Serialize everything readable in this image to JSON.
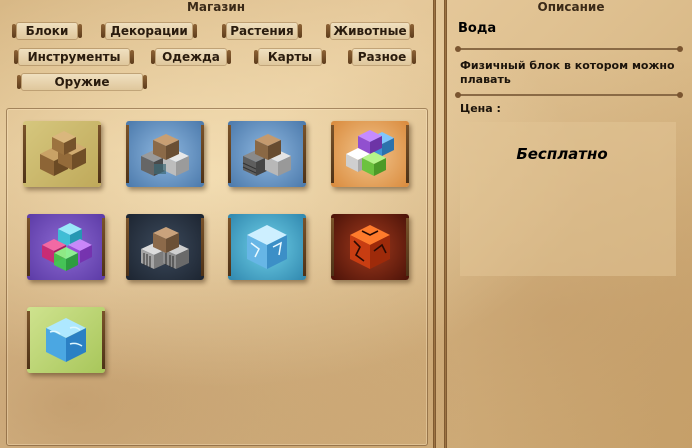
{
  "shop": {
    "title": "Магазин",
    "categories": [
      "Блоки",
      "Декорации",
      "Растения",
      "Животные",
      "Инструменты",
      "Одежда",
      "Карты",
      "Разное",
      "Оружие"
    ],
    "items": [
      {
        "icon": "wood-blocks-icon"
      },
      {
        "icon": "stone-blocks-icon"
      },
      {
        "icon": "brick-blocks-icon"
      },
      {
        "icon": "colored-blocks-icon"
      },
      {
        "icon": "glass-blocks-icon"
      },
      {
        "icon": "metal-grate-blocks-icon"
      },
      {
        "icon": "ice-block-icon"
      },
      {
        "icon": "lava-block-icon"
      },
      {
        "icon": "water-block-icon"
      }
    ]
  },
  "description": {
    "title": "Описание",
    "item_name": "Вода",
    "text": "Физичный блок в котором можно плавать",
    "price_label": "Цена :",
    "price_value": "Бесплатно"
  }
}
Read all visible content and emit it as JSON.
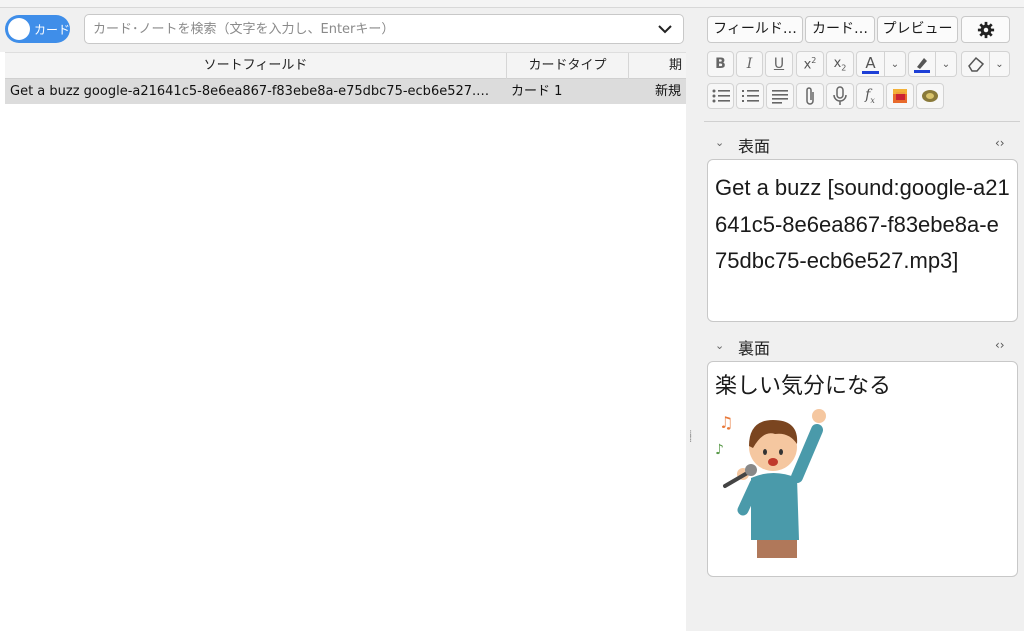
{
  "browse": {
    "toggle_label": "カード",
    "search_placeholder": "カード･ノートを検索（文字を入力し、Enterキー）",
    "columns": [
      "ソートフィールド",
      "カードタイプ",
      "期"
    ],
    "rows": [
      {
        "sort_field": "Get a buzz google-a21641c5-8e6ea867-f83ebe8a-e75dbc75-ecb6e527.…",
        "card_type": "カード 1",
        "due": "新規"
      }
    ]
  },
  "editor": {
    "top_buttons": [
      "フィールド…",
      "カード…",
      "プレビュー"
    ],
    "format_icons": [
      "bold-icon",
      "italic-icon",
      "underline-icon",
      "superscript-icon",
      "subscript-icon",
      "text-color-icon",
      "text-color-dropdown-icon",
      "highlight-icon",
      "highlight-dropdown-icon",
      "eraser-icon",
      "eraser-dropdown-icon",
      "unordered-list-icon",
      "ordered-list-icon",
      "align-icon",
      "attach-icon",
      "microphone-icon",
      "math-icon",
      "image-occlusion-icon",
      "tts-icon"
    ],
    "fields": [
      {
        "label": "表面",
        "value": "Get a buzz [sound:google-a21641c5-8e6ea867-f83ebe8a-e75dbc75-ecb6e527.mp3]"
      },
      {
        "label": "裏面",
        "value": "楽しい気分になる"
      }
    ],
    "colors": {
      "accent": "#3f8ee9",
      "text_color_underline": "#1d3fd6",
      "highlight_underline": "#1d3fd6"
    }
  }
}
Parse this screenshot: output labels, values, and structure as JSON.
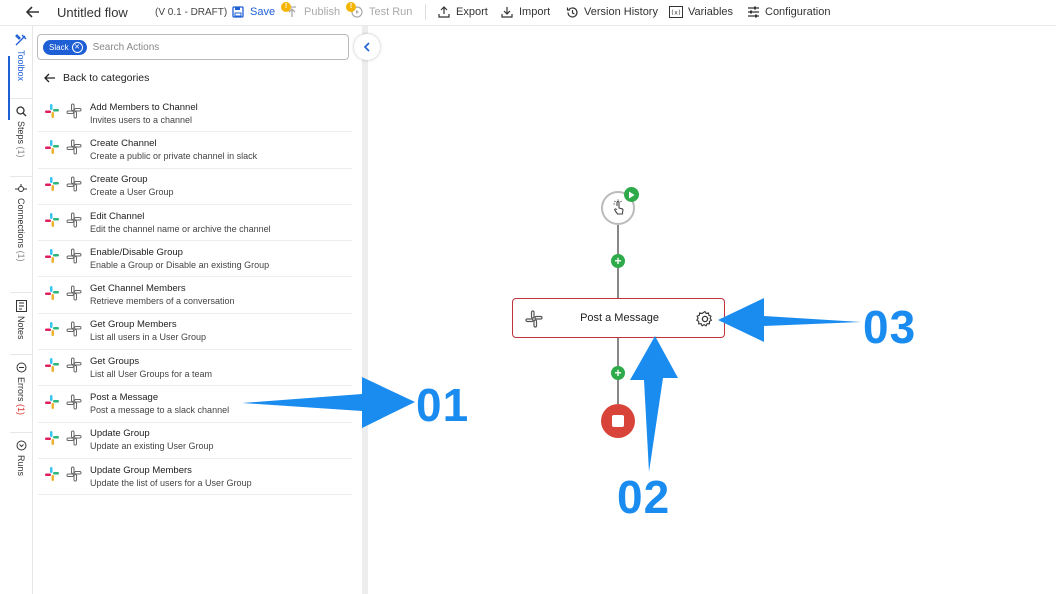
{
  "toolbar": {
    "flow_title": "Untitled flow",
    "version": "(V 0.1 - DRAFT)",
    "save": "Save",
    "publish": "Publish",
    "test_run": "Test Run",
    "export": "Export",
    "import": "Import",
    "version_history": "Version History",
    "variables": "Variables",
    "configuration": "Configuration",
    "publish_badge": "!",
    "testrun_badge": "!"
  },
  "rail": {
    "toolbox": "Toolbox",
    "steps": "Steps",
    "steps_count": "(1)",
    "connections": "Connections",
    "connections_count": "(1)",
    "notes": "Notes",
    "errors": "Errors",
    "errors_count": "(1)",
    "runs": "Runs"
  },
  "toolbox": {
    "filter_chip": "Slack",
    "search_placeholder": "Search Actions",
    "back_label": "Back to categories",
    "actions": [
      {
        "title": "Add Members to Channel",
        "desc": "Invites users to a channel"
      },
      {
        "title": "Create Channel",
        "desc": "Create a public or private channel in slack"
      },
      {
        "title": "Create Group",
        "desc": "Create a User Group"
      },
      {
        "title": "Edit Channel",
        "desc": "Edit the channel name or archive the channel"
      },
      {
        "title": "Enable/Disable Group",
        "desc": "Enable a Group or Disable an existing Group"
      },
      {
        "title": "Get Channel Members",
        "desc": "Retrieve members of a conversation"
      },
      {
        "title": "Get Group Members",
        "desc": "List all users in a User Group"
      },
      {
        "title": "Get Groups",
        "desc": "List all User Groups for a team"
      },
      {
        "title": "Post a Message",
        "desc": "Post a message to a slack channel"
      },
      {
        "title": "Update Group",
        "desc": "Update an existing User Group"
      },
      {
        "title": "Update Group Members",
        "desc": "Update the list of users for a User Group"
      }
    ]
  },
  "canvas": {
    "node_label": "Post a Message",
    "plus": "+"
  },
  "annotations": {
    "c1": "01",
    "c2": "02",
    "c3": "03"
  },
  "colors": {
    "accent": "#1e5fd6",
    "node_border": "#c0333b",
    "add_green": "#2eaa4a",
    "stop_red": "#d9443a",
    "callout_blue": "#1a8cf0"
  }
}
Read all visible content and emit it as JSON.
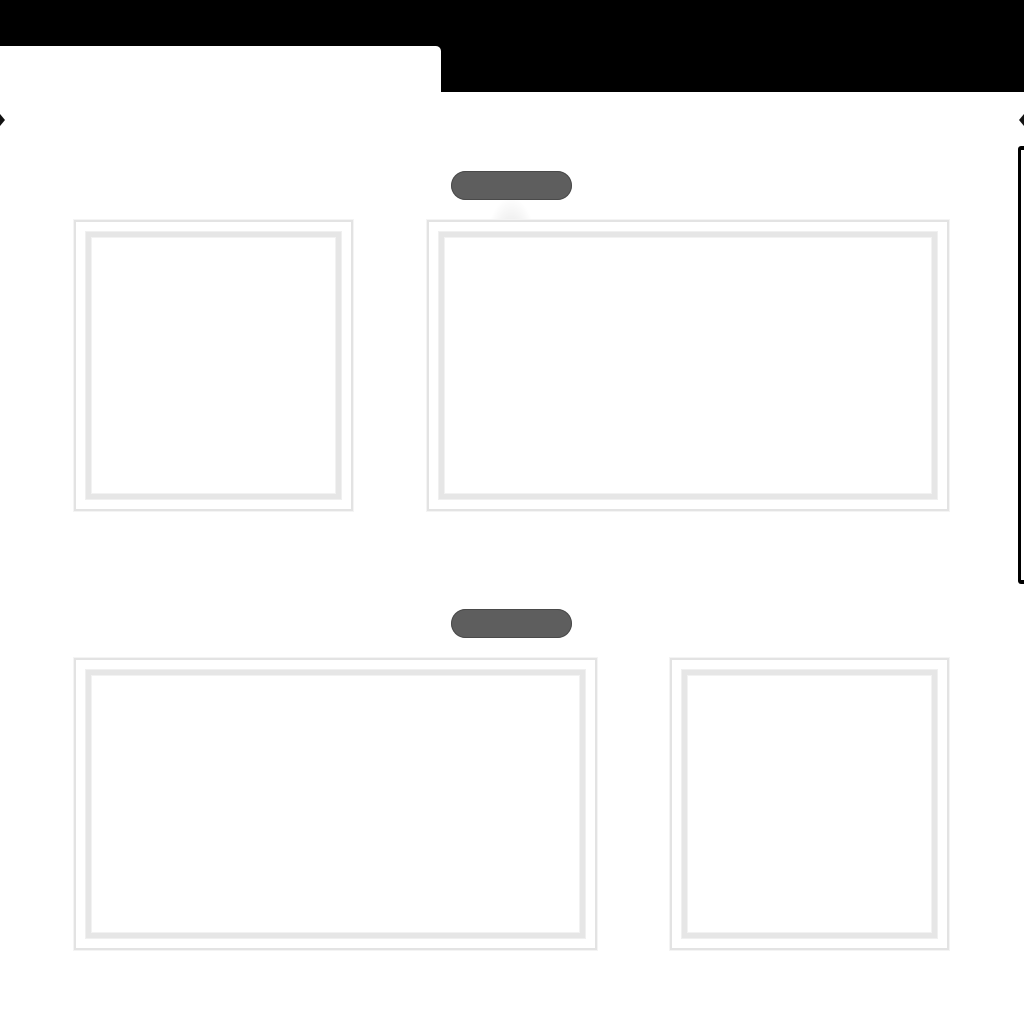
{
  "page": {
    "background_color": "#000000",
    "window_color": "#ffffff",
    "frame_border_color": "#e3e3e3",
    "handle_color": "#5e5e5e"
  },
  "rows": [
    {
      "handle": {
        "icon": "drag-handle-pill"
      },
      "panels": [
        {
          "content": ""
        },
        {
          "content": ""
        }
      ]
    },
    {
      "handle": {
        "icon": "drag-handle-pill"
      },
      "panels": [
        {
          "content": ""
        },
        {
          "content": ""
        }
      ]
    }
  ]
}
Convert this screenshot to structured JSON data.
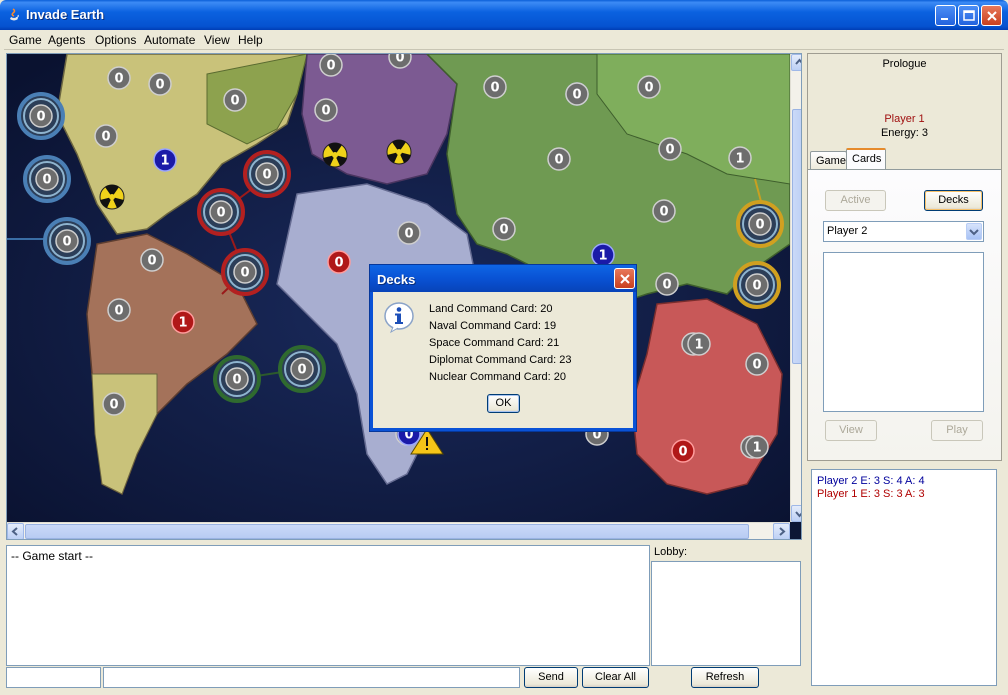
{
  "window": {
    "title": "Invade Earth"
  },
  "menu": [
    "Game",
    "Agents",
    "Options",
    "Automate",
    "View",
    "Help"
  ],
  "map": {
    "ocean_color": "#0c1634",
    "armies": [
      "0",
      "0",
      "0",
      "0",
      "0",
      "0",
      "0",
      "0",
      "0",
      "0",
      "0",
      "1",
      "0",
      "0",
      "0",
      "0",
      "0",
      "0",
      "0",
      "0",
      "0",
      "0",
      "0",
      "0",
      "0",
      "0",
      "0",
      "0",
      "0",
      "0",
      "1",
      "0",
      "1",
      "1",
      "0",
      "0",
      "0",
      "0",
      "0",
      "0",
      "1",
      "1",
      "0",
      "0"
    ]
  },
  "dialog": {
    "title": "Decks",
    "icon": "info-icon",
    "lines": [
      "Land Command Card:  20",
      "Naval Command Card:  19",
      "Space Command Card:  21",
      "Diplomat Command Card:  23",
      "Nuclear Command Card:  20"
    ],
    "ok_label": "OK"
  },
  "right_panel": {
    "phase": "Prologue",
    "current_player": "Player 1",
    "energy": "Energy:  3",
    "tabs": [
      "Game",
      "Cards"
    ],
    "active_tab": "Cards",
    "buttons": {
      "active": "Active",
      "decks": "Decks",
      "view": "View",
      "play": "Play"
    },
    "player_select": "Player 2"
  },
  "stats": [
    {
      "text": "Player 2 E: 3 S: 4 A: 4",
      "color": "#00009c"
    },
    {
      "text": "Player 1 E: 3 S: 3 A: 3",
      "color": "#b00000"
    }
  ],
  "log": {
    "text": "-- Game start --"
  },
  "lobby": {
    "label": "Lobby:"
  },
  "bottom_buttons": {
    "send": "Send",
    "clear_all": "Clear All",
    "refresh": "Refresh"
  },
  "colors": {
    "player1": "#b00000",
    "player2": "#00009c",
    "titlebar": "#0b62e0"
  }
}
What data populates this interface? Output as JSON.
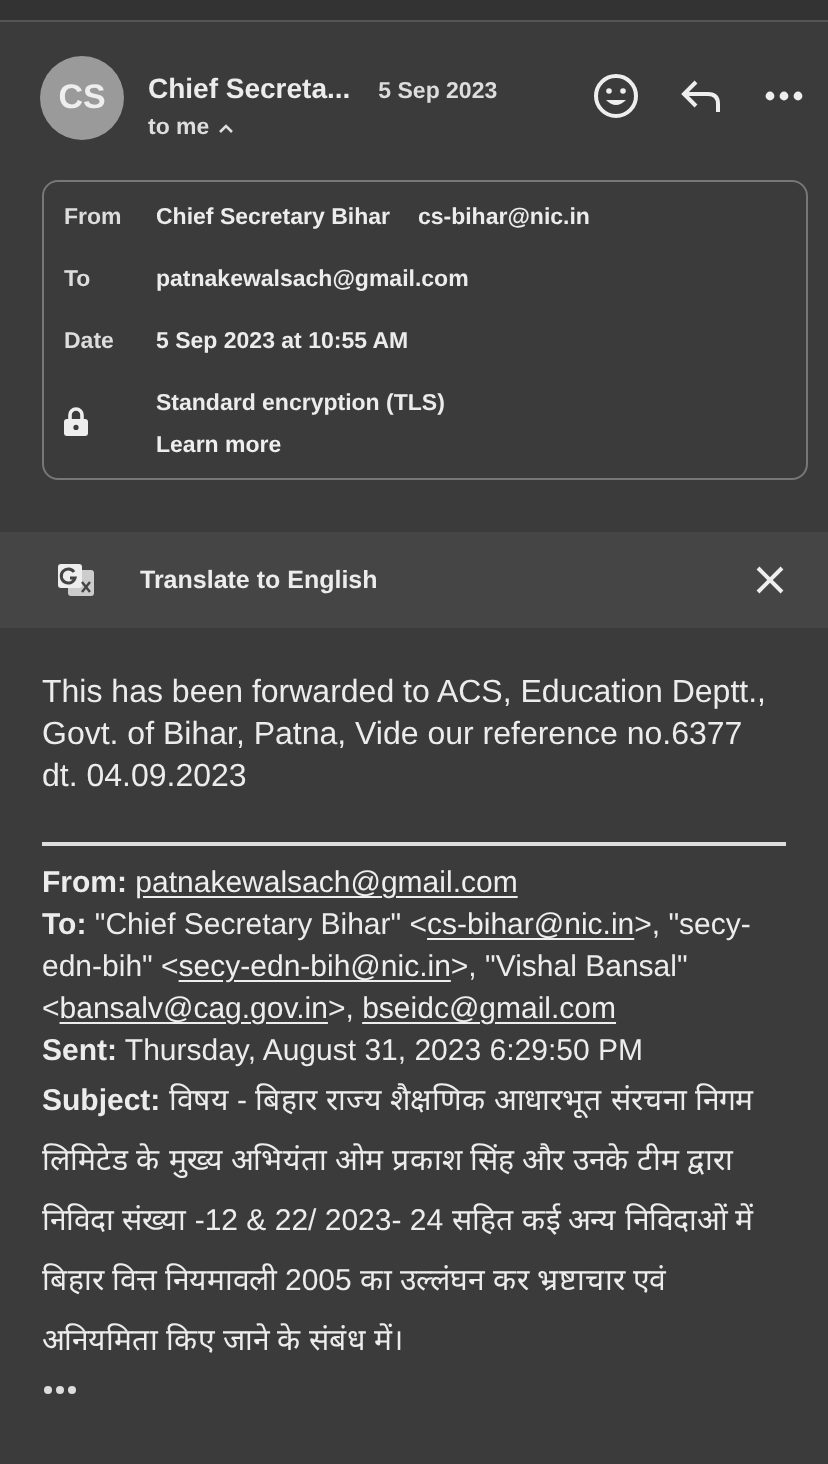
{
  "header": {
    "avatar_initials": "CS",
    "sender": "Chief Secreta...",
    "date": "5 Sep 2023",
    "recipient": "to me",
    "expanded": true
  },
  "details": {
    "rows": [
      {
        "label": "From",
        "value": "Chief Secretary  Bihar",
        "extra": "cs-bihar@nic.in"
      },
      {
        "label": "To",
        "value": "patnakewalsach@gmail.com"
      },
      {
        "label": "Date",
        "value": "5 Sep 2023 at 10:55 AM"
      }
    ],
    "security": {
      "title": "Standard encryption (TLS)",
      "link": "Learn more"
    }
  },
  "translate_bar": {
    "label": "Translate to English"
  },
  "body": {
    "paragraphs": [
      "This has been forwarded to ACS, Education Deptt.,",
      "Govt. of Bihar, Patna, Vide our reference no.6377 dt. 04.09.2023"
    ]
  },
  "forwarded": [
    {
      "label": "From:",
      "parts": [
        {
          "text": "patnakewalsach@gmail.com",
          "link": true
        }
      ]
    },
    {
      "label": "To:",
      "parts": [
        {
          "text": "\"Chief Secretary Bihar\" <",
          "link": false
        },
        {
          "text": "cs-bihar@nic.in",
          "link": true
        },
        {
          "text": ">, \"secy-edn-bih\" <",
          "link": false
        },
        {
          "text": "secy-edn-bih@nic.in",
          "link": true
        },
        {
          "text": ">, \"Vishal Bansal\" <",
          "link": false
        },
        {
          "text": "bansalv@cag.gov.in",
          "link": true
        },
        {
          "text": ">, ",
          "link": false
        },
        {
          "text": "bseidc@gmail.com",
          "link": true
        }
      ]
    },
    {
      "label": "Sent:",
      "parts": [
        {
          "text": "Thursday, August 31, 2023 6:29:50 PM",
          "link": false
        }
      ]
    },
    {
      "label": "Subject:",
      "parts": [
        {
          "text": "विषय - बिहार राज्य शैक्षणिक आधारभूत संरचना निगम लिमिटेड के मुख्य अभियंता ओम प्रकाश सिंह और उनके टीम द्वारा निविदा संख्या -12 & 22/ 2023- 24 सहित कई अन्य निविदाओं में बिहार वित्त नियमावली 2005 का उल्लंघन कर भ्रष्टाचार एवं अनियमिता किए जाने के संबंध में।",
          "link": false
        }
      ]
    }
  ]
}
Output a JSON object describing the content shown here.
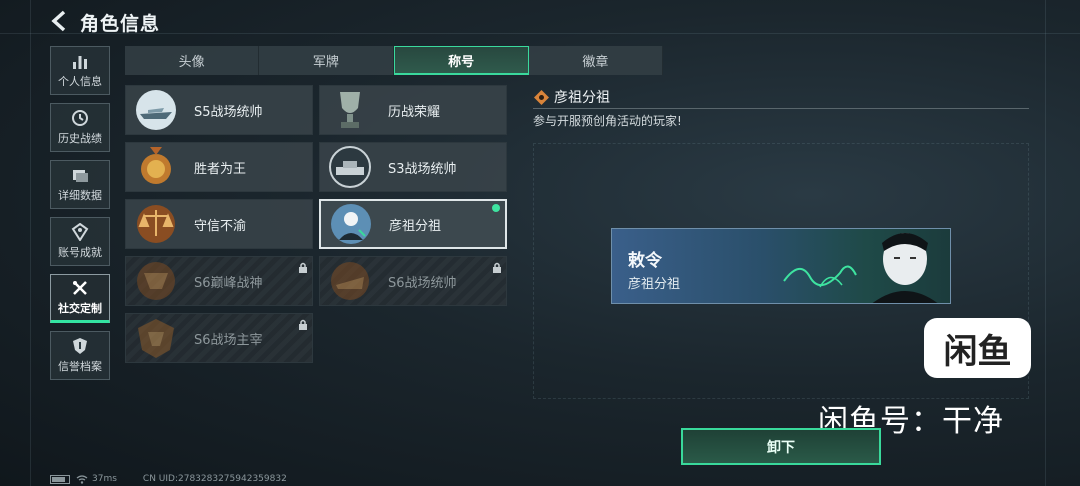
{
  "header": {
    "title": "角色信息"
  },
  "sidebar": {
    "items": [
      {
        "label": "个人信息",
        "icon": "bar-chart-icon",
        "active": false
      },
      {
        "label": "历史战绩",
        "icon": "history-icon",
        "active": false
      },
      {
        "label": "详细数据",
        "icon": "folder-icon",
        "active": false
      },
      {
        "label": "账号成就",
        "icon": "achievement-icon",
        "active": false
      },
      {
        "label": "社交定制",
        "icon": "tools-icon",
        "active": true
      },
      {
        "label": "信誉档案",
        "icon": "credit-shield-icon",
        "active": false
      }
    ]
  },
  "tabs": [
    {
      "label": "头像",
      "active": false
    },
    {
      "label": "军牌",
      "active": false
    },
    {
      "label": "称号",
      "active": true
    },
    {
      "label": "徽章",
      "active": false
    }
  ],
  "titles": [
    {
      "name": "S5战场统帅",
      "emblem": "boat-emblem-icon",
      "locked": false
    },
    {
      "name": "历战荣耀",
      "emblem": "trophy-emblem-icon",
      "locked": false
    },
    {
      "name": "胜者为王",
      "emblem": "medal-emblem-icon",
      "locked": false
    },
    {
      "name": "S3战场统帅",
      "emblem": "tank-emblem-icon",
      "locked": false
    },
    {
      "name": "守信不渝",
      "emblem": "scales-emblem-icon",
      "locked": false
    },
    {
      "name": "彦祖分祖",
      "emblem": "portrait-emblem-icon",
      "locked": false,
      "selected": true
    },
    {
      "name": "S6巅峰战神",
      "emblem": "wings-emblem-icon",
      "locked": true
    },
    {
      "name": "S6战场统帅",
      "emblem": "vehicle-emblem-icon",
      "locked": true
    },
    {
      "name": "S6战场主宰",
      "emblem": "shield-emblem-icon",
      "locked": true
    }
  ],
  "detail": {
    "title": "彦祖分祖",
    "description": "参与开服预创角活动的玩家!",
    "banner": {
      "header": "",
      "top_label": "敕令",
      "name": "彦祖分祖"
    }
  },
  "action": {
    "unequip_label": "卸下"
  },
  "watermark": {
    "logo_text": "闲鱼",
    "text": "闲鱼号：干净"
  },
  "footer": {
    "ping": "37ms",
    "uid": "CN UID:2783283275942359832"
  },
  "colors": {
    "accent": "#3ad99d",
    "selected_dot": "#3ee3a0"
  }
}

———

Task directions: Find how many lines in the listing contain the word "emblem" and give that count alone.

Exercise solution: 9